TO BE DONE ▸ Read the listing and extract each line that includes the word "true".

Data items
--------
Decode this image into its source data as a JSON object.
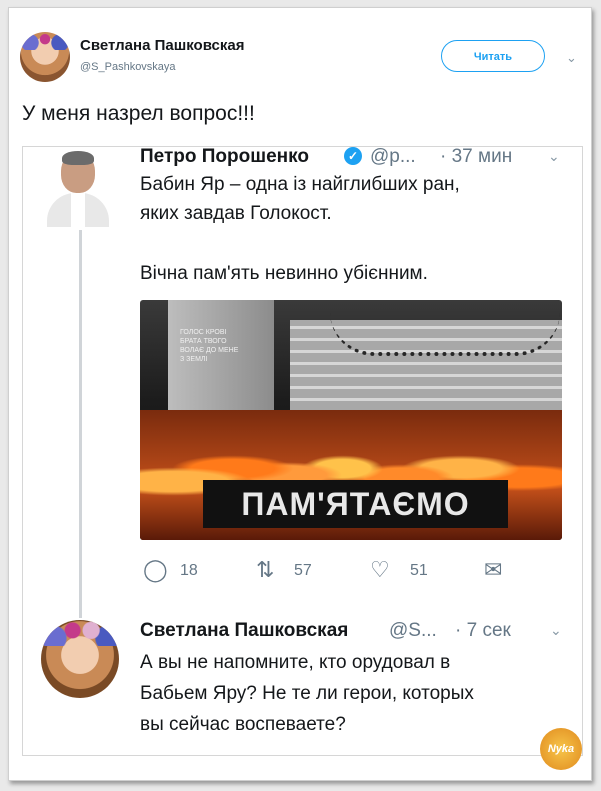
{
  "header": {
    "name": "Светлана Пашковская",
    "handle": "@S_Pashkovskaya",
    "follow_label": "Читать",
    "menu_icon": "chevron-down-icon"
  },
  "main_tweet": {
    "text": "У меня назрел вопрос!!!"
  },
  "quoted": {
    "name": "Петро Порошенко",
    "handle": "@p...",
    "time": "· 37 мин",
    "lines": [
      "Бабин Яр – одна із найглибших ран,",
      "яких завдав Голокост.",
      "Вічна пам'ять невинно убієнним."
    ],
    "image": {
      "stone_text": "ГОЛОС КРОВІ БРАТА ТВОГО ВОЛАЄ ДО МЕНЕ З ЗЕМЛІ",
      "banner": "ПАМ'ЯТАЄМО"
    },
    "actions": {
      "replies": "18",
      "retweets": "57",
      "likes": "51"
    }
  },
  "reply": {
    "name": "Светлана Пашковская",
    "handle": "@S...",
    "time": "· 7 сек",
    "lines": [
      "А вы не напомните, кто орудовал в",
      "Бабьем Яру? Не те ли герои, которых",
      "вы сейчас воспеваете?"
    ]
  },
  "watermark": "Nyka",
  "colors": {
    "accent": "#1da1f2",
    "muted": "#657786",
    "text": "#14171a"
  }
}
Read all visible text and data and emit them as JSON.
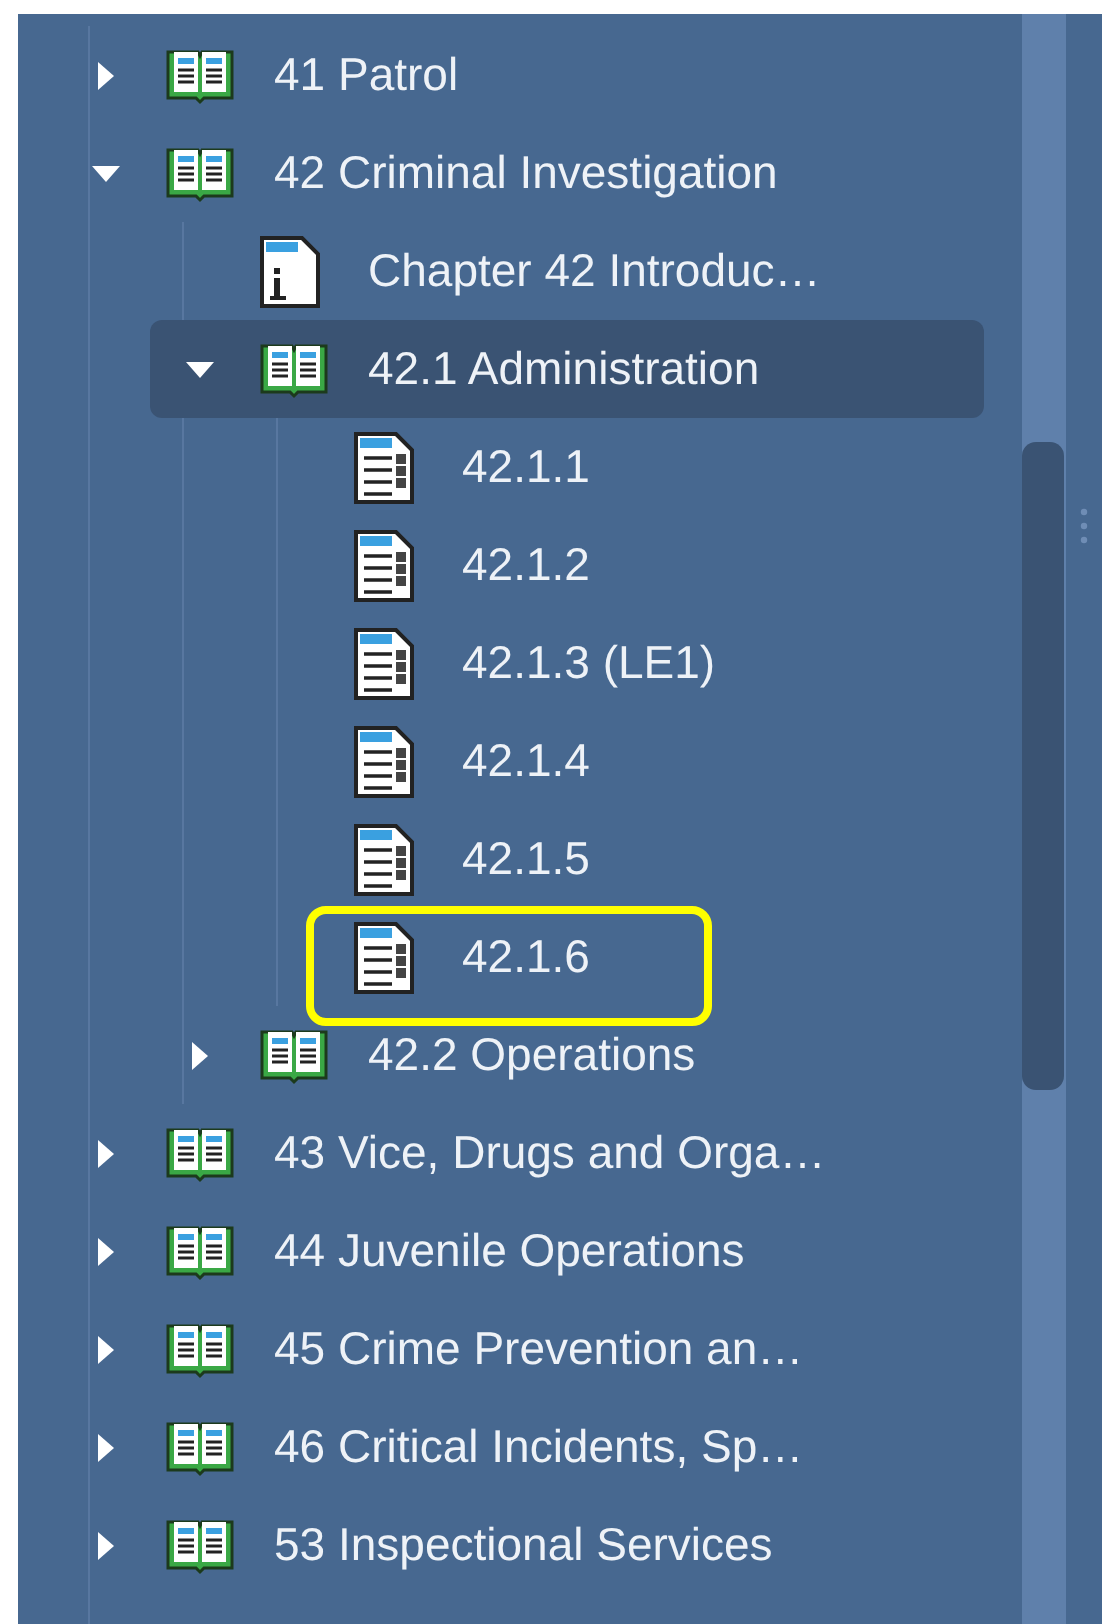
{
  "tree": [
    {
      "label": "41 Patrol",
      "kind": "book",
      "expanded": false,
      "selected": false,
      "annotated": false
    },
    {
      "label": "42 Criminal Investigation",
      "kind": "book",
      "expanded": true,
      "selected": false,
      "annotated": false,
      "children": [
        {
          "label": "Chapter 42 Introduc…",
          "kind": "info",
          "selected": false,
          "annotated": false
        },
        {
          "label": "42.1 Administration",
          "kind": "book",
          "expanded": true,
          "selected": true,
          "annotated": false,
          "children": [
            {
              "label": "42.1.1",
              "kind": "page",
              "selected": false,
              "annotated": false
            },
            {
              "label": "42.1.2",
              "kind": "page",
              "selected": false,
              "annotated": false
            },
            {
              "label": "42.1.3 (LE1)",
              "kind": "page",
              "selected": false,
              "annotated": false
            },
            {
              "label": "42.1.4",
              "kind": "page",
              "selected": false,
              "annotated": false
            },
            {
              "label": "42.1.5",
              "kind": "page",
              "selected": false,
              "annotated": false
            },
            {
              "label": "42.1.6",
              "kind": "page",
              "selected": false,
              "annotated": true
            }
          ]
        },
        {
          "label": "42.2 Operations",
          "kind": "book",
          "expanded": false,
          "selected": false,
          "annotated": false
        }
      ]
    },
    {
      "label": "43 Vice, Drugs and Orga…",
      "kind": "book",
      "expanded": false,
      "selected": false,
      "annotated": false
    },
    {
      "label": "44 Juvenile Operations",
      "kind": "book",
      "expanded": false,
      "selected": false,
      "annotated": false
    },
    {
      "label": "45 Crime Prevention an…",
      "kind": "book",
      "expanded": false,
      "selected": false,
      "annotated": false
    },
    {
      "label": "46 Critical Incidents, Sp…",
      "kind": "book",
      "expanded": false,
      "selected": false,
      "annotated": false
    },
    {
      "label": "53 Inspectional Services",
      "kind": "book",
      "expanded": false,
      "selected": false,
      "annotated": false
    }
  ]
}
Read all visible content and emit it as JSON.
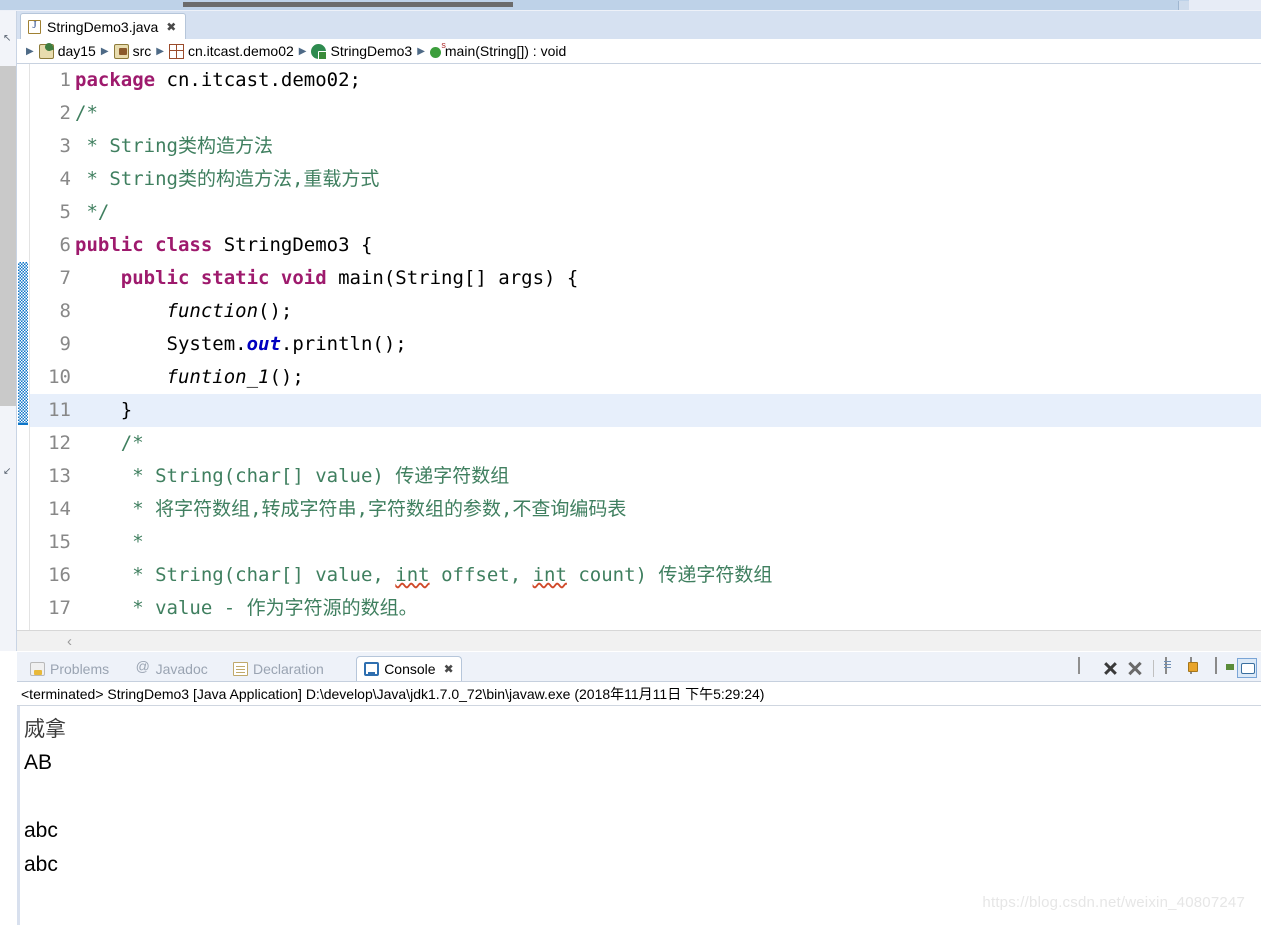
{
  "window": {
    "top_scrollbar": "horizontal-scrollbar"
  },
  "editor": {
    "tab": {
      "label": "StringDemo3.java",
      "close": "✖",
      "icon": "java-file-icon"
    },
    "breadcrumb": [
      {
        "label": "day15",
        "icon": "project-icon"
      },
      {
        "label": "src",
        "icon": "source-folder-icon"
      },
      {
        "label": "cn.itcast.demo02",
        "icon": "package-icon"
      },
      {
        "label": "StringDemo3",
        "icon": "class-icon"
      },
      {
        "label": "main(String[]) : void",
        "icon": "method-icon"
      }
    ],
    "separator": "▶",
    "scroll_left_arrow": "‹",
    "code": [
      {
        "n": "1",
        "highlight": false,
        "parts": [
          {
            "t": "package",
            "c": "kw"
          },
          {
            "t": " cn.itcast.demo02;",
            "c": ""
          }
        ]
      },
      {
        "n": "2",
        "highlight": false,
        "parts": [
          {
            "t": "/*",
            "c": "cmt"
          }
        ]
      },
      {
        "n": "3",
        "highlight": false,
        "parts": [
          {
            "t": " * String类构造方法",
            "c": "cmt"
          }
        ]
      },
      {
        "n": "4",
        "highlight": false,
        "parts": [
          {
            "t": " * String类的构造方法,重载方式",
            "c": "cmt"
          }
        ]
      },
      {
        "n": "5",
        "highlight": false,
        "parts": [
          {
            "t": " */",
            "c": "cmt"
          }
        ]
      },
      {
        "n": "6",
        "highlight": false,
        "parts": [
          {
            "t": "public class",
            "c": "kw"
          },
          {
            "t": " StringDemo3 {",
            "c": ""
          }
        ]
      },
      {
        "n": "7",
        "highlight": false,
        "parts": [
          {
            "t": "    ",
            "c": ""
          },
          {
            "t": "public static void",
            "c": "kw"
          },
          {
            "t": " main(String[] args) {",
            "c": ""
          }
        ]
      },
      {
        "n": "8",
        "highlight": false,
        "parts": [
          {
            "t": "        ",
            "c": ""
          },
          {
            "t": "function",
            "c": "stat"
          },
          {
            "t": "();",
            "c": ""
          }
        ]
      },
      {
        "n": "9",
        "highlight": false,
        "parts": [
          {
            "t": "        System.",
            "c": ""
          },
          {
            "t": "out",
            "c": "field"
          },
          {
            "t": ".println();",
            "c": ""
          }
        ]
      },
      {
        "n": "10",
        "highlight": false,
        "parts": [
          {
            "t": "        ",
            "c": ""
          },
          {
            "t": "funtion_1",
            "c": "stat"
          },
          {
            "t": "();",
            "c": ""
          }
        ]
      },
      {
        "n": "11",
        "highlight": true,
        "parts": [
          {
            "t": "    }",
            "c": ""
          }
        ]
      },
      {
        "n": "12",
        "highlight": false,
        "parts": [
          {
            "t": "    /*",
            "c": "cmt"
          }
        ]
      },
      {
        "n": "13",
        "highlight": false,
        "parts": [
          {
            "t": "     * String(char[] value) 传递字符数组",
            "c": "cmt"
          }
        ]
      },
      {
        "n": "14",
        "highlight": false,
        "parts": [
          {
            "t": "     * 将字符数组,转成字符串,字符数组的参数,不查询编码表",
            "c": "cmt"
          }
        ]
      },
      {
        "n": "15",
        "highlight": false,
        "parts": [
          {
            "t": "     *",
            "c": "cmt"
          }
        ]
      },
      {
        "n": "16",
        "highlight": false,
        "parts": [
          {
            "t": "     * String(char[] value, ",
            "c": "cmt"
          },
          {
            "t": "int",
            "c": "cmt err"
          },
          {
            "t": " offset, ",
            "c": "cmt"
          },
          {
            "t": "int",
            "c": "cmt err"
          },
          {
            "t": " count) 传递字符数组",
            "c": "cmt"
          }
        ]
      },
      {
        "n": "17",
        "highlight": false,
        "parts": [
          {
            "t": "     * value - 作为字符源的数组。",
            "c": "cmt"
          }
        ]
      }
    ]
  },
  "console_view": {
    "tabs": [
      {
        "label": "Problems",
        "icon": "problems-icon",
        "active": false,
        "closable": false
      },
      {
        "label": "Javadoc",
        "icon": "javadoc-icon",
        "active": false,
        "closable": false
      },
      {
        "label": "Declaration",
        "icon": "declaration-icon",
        "active": false,
        "closable": false
      },
      {
        "label": "Console",
        "icon": "console-icon",
        "active": true,
        "closable": true
      }
    ],
    "tab_close": "✖",
    "toolbar": [
      {
        "name": "terminate-icon"
      },
      {
        "name": "remove-launch-icon"
      },
      {
        "name": "remove-all-terminated-icon"
      },
      {
        "name": "toolbar-divider"
      },
      {
        "name": "clear-console-icon"
      },
      {
        "name": "scroll-lock-icon"
      },
      {
        "name": "pin-console-icon"
      },
      {
        "name": "display-selected-console-icon"
      }
    ],
    "status_line": "<terminated> StringDemo3 [Java Application] D:\\develop\\Java\\jdk1.7.0_72\\bin\\javaw.exe (2018年11月11日 下午5:29:24)",
    "output": [
      {
        "text": "烕拿",
        "cjk": true
      },
      {
        "text": "AB",
        "cjk": false
      },
      {
        "text": "",
        "cjk": false
      },
      {
        "text": "abc",
        "cjk": false
      },
      {
        "text": "abc",
        "cjk": false
      }
    ]
  },
  "watermark": "https://blog.csdn.net/weixin_40807247",
  "colors": {
    "keyword": "#9e1a6d",
    "comment": "#3f7f5f",
    "field": "#0000c0",
    "error_squiggle": "#d04a2a",
    "current_line": "#e7effb",
    "fold_marker": "#0e76c8"
  }
}
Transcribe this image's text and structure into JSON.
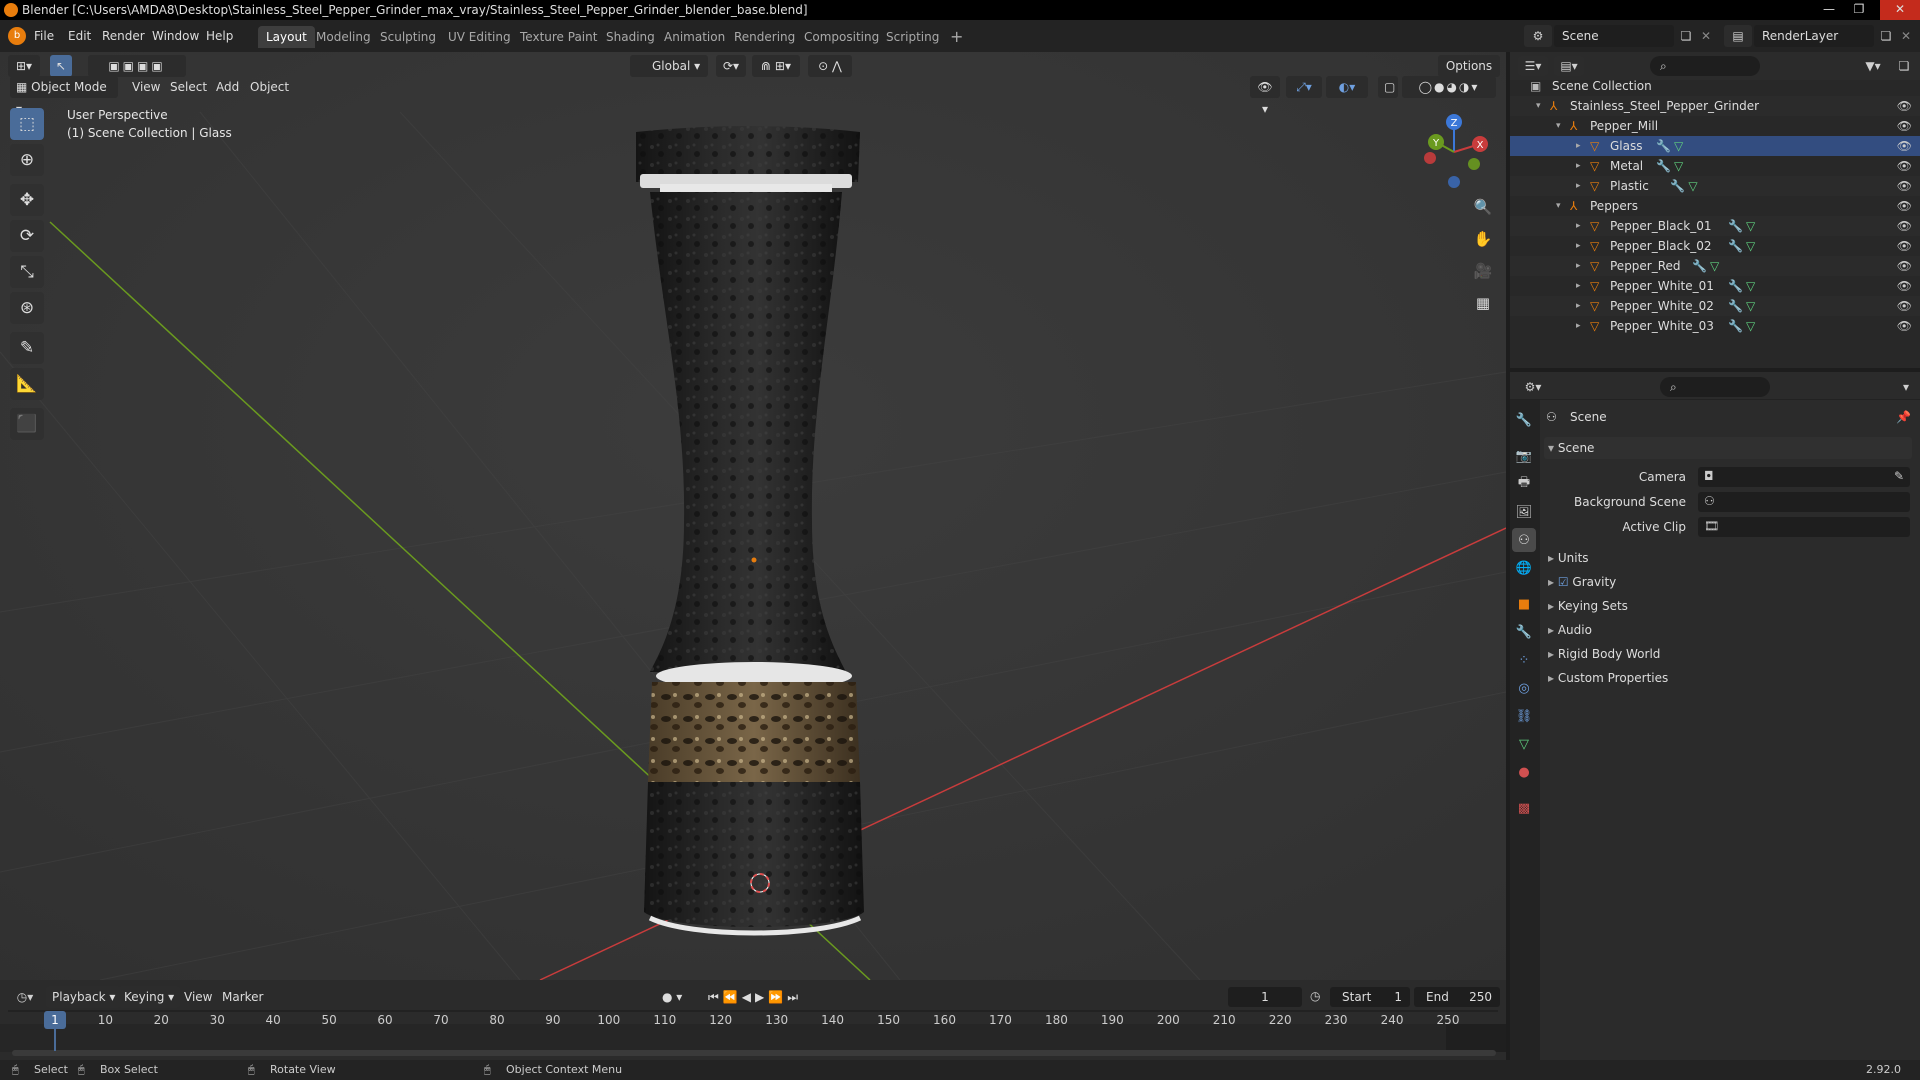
{
  "window": {
    "title": "Blender [C:\\Users\\AMDA8\\Desktop\\Stainless_Steel_Pepper_Grinder_max_vray/Stainless_Steel_Pepper_Grinder_blender_base.blend]"
  },
  "menu": [
    "File",
    "Edit",
    "Render",
    "Window",
    "Help"
  ],
  "workspaces": [
    "Layout",
    "Modeling",
    "Sculpting",
    "UV Editing",
    "Texture Paint",
    "Shading",
    "Animation",
    "Rendering",
    "Compositing",
    "Scripting"
  ],
  "active_workspace": "Layout",
  "scene_selector": {
    "label": "Scene",
    "value": "Scene"
  },
  "renderlayer": "RenderLayer",
  "viewport": {
    "transform_orientation": "Global",
    "options_label": "Options",
    "mode": "Object Mode",
    "menus": [
      "View",
      "Select",
      "Add",
      "Object"
    ],
    "overlay_line1": "User Perspective",
    "overlay_line2": "(1) Scene Collection | Glass",
    "gizmo": {
      "x": "X",
      "y": "Y",
      "z": "Z"
    }
  },
  "tools": [
    "select-box",
    "cursor",
    "move",
    "rotate",
    "scale",
    "transform",
    "annotate",
    "measure",
    "add-cube"
  ],
  "outliner": {
    "root": "Scene Collection",
    "rows": [
      {
        "label": "Stainless_Steel_Pepper_Grinder",
        "depth": 1,
        "type": "empty"
      },
      {
        "label": "Pepper_Mill",
        "depth": 2,
        "type": "empty"
      },
      {
        "label": "Glass",
        "depth": 3,
        "type": "mesh",
        "selected": true
      },
      {
        "label": "Metal",
        "depth": 3,
        "type": "mesh"
      },
      {
        "label": "Plastic",
        "depth": 3,
        "type": "mesh"
      },
      {
        "label": "Peppers",
        "depth": 2,
        "type": "empty"
      },
      {
        "label": "Pepper_Black_01",
        "depth": 3,
        "type": "mesh"
      },
      {
        "label": "Pepper_Black_02",
        "depth": 3,
        "type": "mesh"
      },
      {
        "label": "Pepper_Red",
        "depth": 3,
        "type": "mesh"
      },
      {
        "label": "Pepper_White_01",
        "depth": 3,
        "type": "mesh"
      },
      {
        "label": "Pepper_White_02",
        "depth": 3,
        "type": "mesh"
      },
      {
        "label": "Pepper_White_03",
        "depth": 3,
        "type": "mesh"
      }
    ]
  },
  "properties": {
    "context": "Scene",
    "panel_title": "Scene",
    "fields": [
      {
        "label": "Camera",
        "value": ""
      },
      {
        "label": "Background Scene",
        "value": ""
      },
      {
        "label": "Active Clip",
        "value": ""
      }
    ],
    "panels": [
      "Units",
      "Gravity",
      "Keying Sets",
      "Audio",
      "Rigid Body World",
      "Custom Properties"
    ],
    "gravity_checked": true
  },
  "timeline": {
    "menus": [
      "Playback",
      "Keying",
      "View",
      "Marker"
    ],
    "current_frame": "1",
    "start_label": "Start",
    "start": "1",
    "end_label": "End",
    "end": "250",
    "ticks": [
      "1",
      "10",
      "20",
      "30",
      "40",
      "50",
      "60",
      "70",
      "80",
      "90",
      "100",
      "110",
      "120",
      "130",
      "140",
      "150",
      "160",
      "170",
      "180",
      "190",
      "200",
      "210",
      "220",
      "230",
      "240",
      "250"
    ]
  },
  "statusbar": {
    "items": [
      "Select",
      "Box Select",
      "Rotate View",
      "Object Context Menu"
    ],
    "version": "2.92.0"
  },
  "colors": {
    "accent": "#4a6c99",
    "selection": "#334d80",
    "viewport_bg": "#393939",
    "x_axis": "#c83c3c",
    "y_axis": "#6a9a1f",
    "z_axis": "#3c78d8",
    "object_orange": "#e87d0d"
  }
}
--------
THE ANSWER ▸
      "expanded": true,
          "expanded": true,
          "selected": true,
              "annotated": true
        "highlight": true,
        "active": true,
        "closable": true
        "cjk": true
        "selected": true
    "gravity_checked": true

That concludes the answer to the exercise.